§ **Tâche courte**:
Les affirmations (a), (b) et (c) concordent-elles avec le texte sur le film « Olga » ci-dessous ? Répondez par oui ou par non en citant à chaque fois les mots décisifs du texte.
(a) La séance aux Enfants du Paradis de Chartres a réuni 70 spectateurs.
(b) La révolution Euromaïdan a duré six mois.
(c) La frontière ukraino-polonaise fixée après la Deuxième Guerre mondiale a entraîné le déplacement de 2 millions de personnes.

╭─ Texte extrait

Autour du film ‘Olga’ :
L’histoire et le présent de l’Ukraine
La séance aux Enfants du Paradis de Chartres, le 23 mai, avec la projection du film « Olga » initiée par l’AERéSP 28 et le groupe chartrain d’Amnesty International a attiré 70 spectateurs et, parmi eux une vingtaine d’Ukrainien·ne·s dont beaucoup de jeunes et adolescents.
La révolution Euromaïdan
Le débat qui a suivi était animé par Catherine Goussef, historienne spécialiste des migrations. D’entrée, elle précise que la révolution, dite Euromaïdan, sur la place centrale de Kiev (dont on voit des images d’archives dans le film), a duré trois mois (fin 2013-début 2014) et abouti à la fuite vers la Russie du président pro-Russe Ianoukovytch. Depuis cette date, l’Ukraine est en guerre suite à la proclamation de deux républiques séparatistes soutenues par la Russie dans le Donbass et à l’annexion de la Crimée par celle-ci. « C’est la genèse de la guerre actuelle », déduit-elle.
“Terre des marges”, terre disputée
Elle poursuit « L’Ukraine, comme son nom l’indique ‘’terre des marges’’, a une histoire d’une très grande diversité liée à des territoires qui ont beaucoup changé de main » et elle cite l’exemple de la frontière ukraino-polonaise fixée après la Deuxième Guerre mondiale et entraînant le déplacement de 2 millions de personnes « parce qu’il fallait faire des frontières ethniques ». Avec la remise en cause de sa frontière Est à partir de 2014, « c’est un pays qui n’en finit pas d’être agressé, comme piégé dans l’Histoire dans une sorte de bordure d’empire qui aujourd’hui clame sa renaissance. »

╰─
╭─ Enregistrements du corpus

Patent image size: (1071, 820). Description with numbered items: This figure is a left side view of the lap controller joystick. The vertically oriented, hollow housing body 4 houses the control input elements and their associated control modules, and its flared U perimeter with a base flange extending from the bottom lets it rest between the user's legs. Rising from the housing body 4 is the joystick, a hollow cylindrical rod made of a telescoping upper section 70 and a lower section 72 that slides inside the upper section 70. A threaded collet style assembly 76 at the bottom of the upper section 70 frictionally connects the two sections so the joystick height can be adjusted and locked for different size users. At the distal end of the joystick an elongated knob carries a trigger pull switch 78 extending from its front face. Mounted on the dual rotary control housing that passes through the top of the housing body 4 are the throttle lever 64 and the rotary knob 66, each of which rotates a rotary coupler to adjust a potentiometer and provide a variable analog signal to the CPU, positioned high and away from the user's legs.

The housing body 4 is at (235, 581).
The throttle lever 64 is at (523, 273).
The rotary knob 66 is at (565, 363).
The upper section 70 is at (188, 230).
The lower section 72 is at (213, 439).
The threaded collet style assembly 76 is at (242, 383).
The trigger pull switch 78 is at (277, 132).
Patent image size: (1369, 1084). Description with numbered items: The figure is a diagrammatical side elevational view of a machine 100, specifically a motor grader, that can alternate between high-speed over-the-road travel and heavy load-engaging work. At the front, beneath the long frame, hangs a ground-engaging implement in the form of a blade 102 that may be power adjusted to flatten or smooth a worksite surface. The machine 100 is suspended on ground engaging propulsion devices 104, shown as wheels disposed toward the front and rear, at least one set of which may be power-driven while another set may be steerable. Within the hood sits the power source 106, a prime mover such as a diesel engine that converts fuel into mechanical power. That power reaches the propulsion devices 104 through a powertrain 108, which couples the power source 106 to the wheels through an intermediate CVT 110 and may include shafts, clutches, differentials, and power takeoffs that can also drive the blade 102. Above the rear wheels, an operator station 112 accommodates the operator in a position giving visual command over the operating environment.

╰─

§ **Réponse attendue**:
(a) Oui : « a attiré 70 spectateurs ».
(b) Non : « a duré trois mois (fin 2013-début 2014) ».
(c) Oui : « entraînant le déplacement de 2 millions de personnes ».